### GIVEN PASSAGE

## Start

Get organized. Band together. Get your REPS state and FED involved. They see thousands of legal gun carrying citizens with a serious beef they will take some action. They don't wan to piss off too many voters. Remember, alone you are just a disgruntled gun owner. Together you are a sorce to e reckoned with.:smt1099


----------



## Tuefelhunden (Nov 20, 2006)

Hey ImStrapped, good to see a fellow Oregonian in here. Good of you to post all that. I went through the same process in my county. Good to see at least the Sheriff's are trying to fight it. I'd like to know who is stiring the pot as well. Contacting our local reps and senators is a good suggestion but I'm afraid here in the Peoples Republic of Portland our duely elected officials believe we shouldn't have any guns in the first place so I doubt they will be very receptive. But we should try anyway. NRA, on the other hand, might find this darned interesting.


----------



## SaltyDog (Jan 1, 2009)

Tuefelhunden said:


> Hey ImStrapped, good to see a fellow Oregonian in here. Good of you to post all that. I went through the same process in my county. Good to see at least the Sheriff's are trying to fight it. I'd like to know who is stiring the pot as well. Contacting our local reps and senators is a good suggestion but I'm afraid here in the Peoples Republic of Portland our duely elected officials believe we shouldn't have any guns in the first place so I doubt they will be very receptive. But we should try anyway. NRA, on the other hand, might find this darned interesting.


You bet the NRA is interested but they cannot do it all by themselves. This is the problem - if you sit back and say it will do no good and do nothing then the legislators win.

Make sure you write/call/E-mail them and let them know where you stand on this issue - they were elected to represent you (whether you voted for them or not) and they need your input to know where you stand on this issue.

The Marion County Sherrif is asking everyone to fill out a survey - this is the link http://www.co.marion.or.us/SO/Operations/concealed.htm The NRA is requesting everyone take the time to fill out the survey.
:smt023


----------



## Tuefelhunden (Nov 20, 2006)

Thanks SaltyDog. Good advice and I'll definately check out the link and survey. Not saying contacting them is bad, I just know thier opinion already is all. Doesn't mean we can't shake the tree a little bit though.


----------



## SaltyDog (Jan 1, 2009)

Tuefelhunden said:


> Thanks SaltyDog. Good advice and I'll definately check out the link and survey. Not saying contacting them is bad, I just know thier opinion already is all. Doesn't mean we can't shake the tree a little bit though.


Roger that. Yea I know when the liberals are running the office it is hard to expect any results.


----------

## End

### INFORMATION SHOWN
## Start

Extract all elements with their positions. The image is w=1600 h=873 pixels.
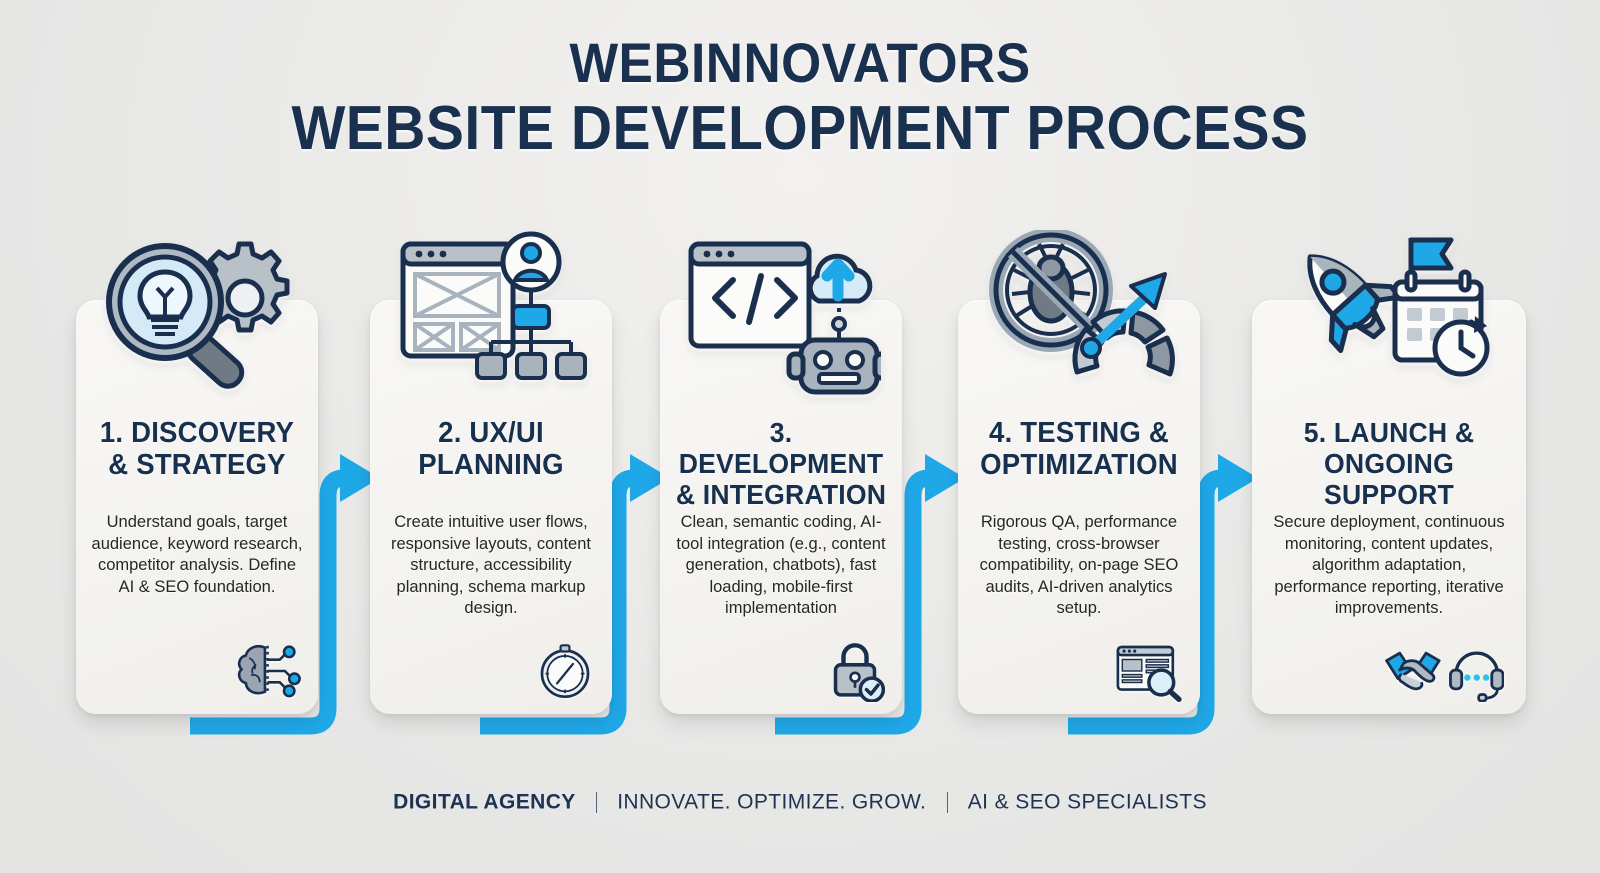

## End

### TASK DIRECTIONS
The forum thread names several ways to contact elected representatives. List every one of them.

### COMPLETED EXERCISE
Write, call, E-mail